DIRECTIVE
Write out the part of the financial adviser interview below, starting with "I am a financial" and going on through "interests in Columbus?".
SUPPLIED PASSAGE start
Education: Columbus North 2006; Indiana University, Bloomington, Kelley School of Business: Finance degree in 2010; Certified Financial Planner

Describe your job.

I am a financial adviser with Edward Jones. I learn about your retirement dreams and put an investment plan in place to make them a reality.

How many years have you lived in Columbus?

23 years

What are your activities and interests in Columbus?

I enjoy golfing at Otter Creek and Harrison Lake, boating with friends and family, playing many different sports and going downtown with friends.

The Columbus Young Professionals say you were nominated in the community category. Give us some examples of ways you lead in the Columbus community through your work and activities.

At Edward Jones, I serve as a regional mentor to new advisers getting started in our business. When I first began, I greatly appreciated the knowledge shared with me by veterans in our field and I enjoy the opportunity to give the same assistance to others. My parents instilled in me at a young age that it is important to take an active role in the community you call home whether it be through hours spent volunteering or providing financial support to community organizations. I hope by getting involved at my age, I can be an example to others to do the same. There are many ways to give and every one of them makes our community stronger.

One of the reasons you were nominated is making a positive impact across many organizations in Columbus, from United Way to kidscommons. Why is that role important to you?
SUPPLIED PASSAGE end
SUPPLIED DATA start
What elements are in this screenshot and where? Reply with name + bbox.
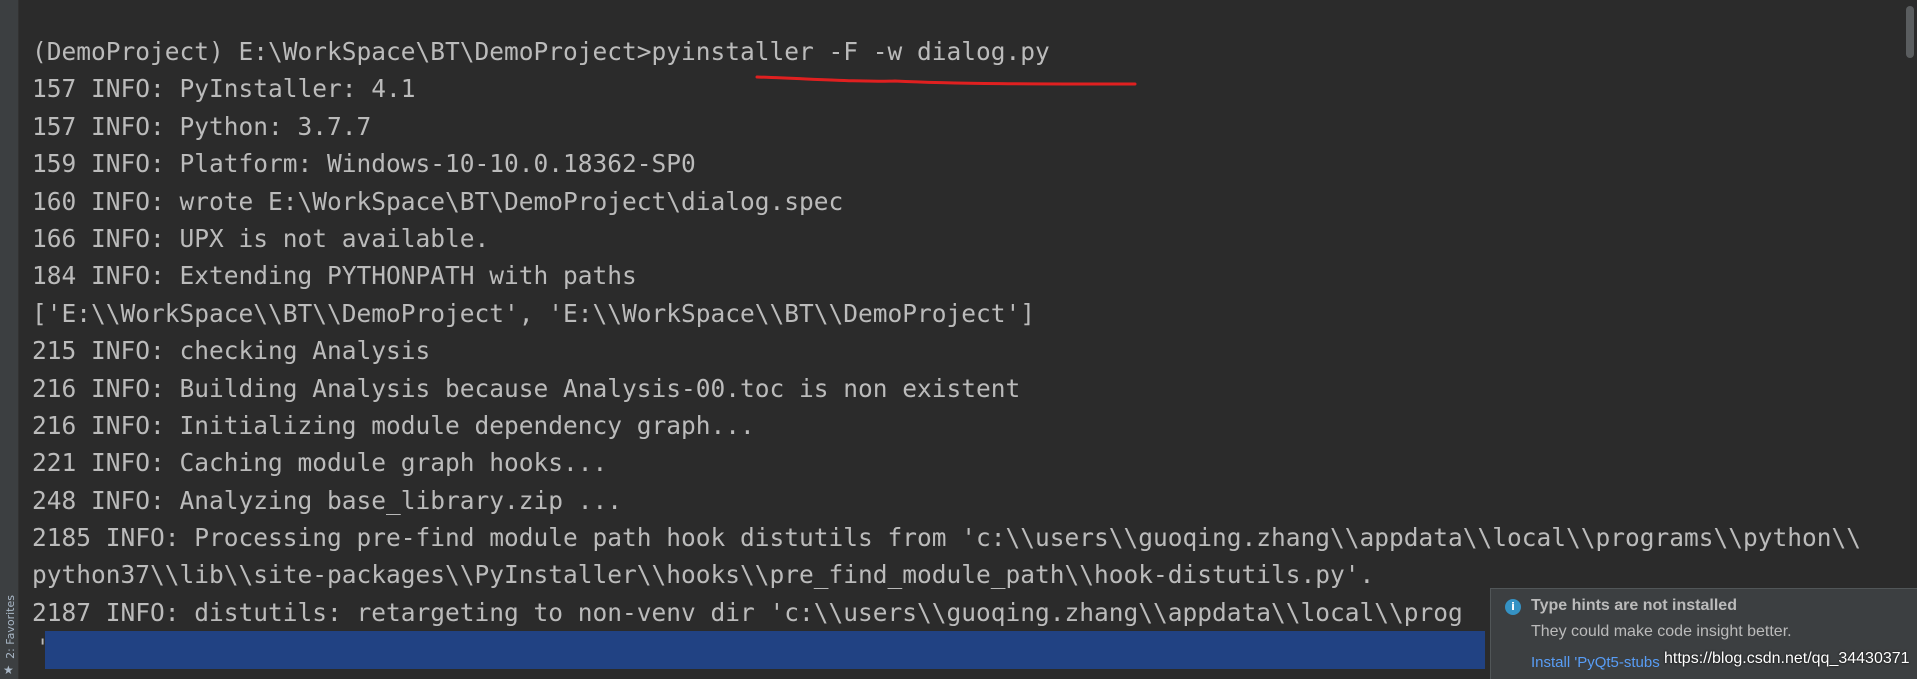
SUPPLIED DATA end
THE ANSWER
I am a financial adviser with Edward Jones. I learn about your retirement dreams and put an investment plan in place to make them a reality.

How many years have you lived in Columbus?

23 years

What are your activities and interests in Columbus?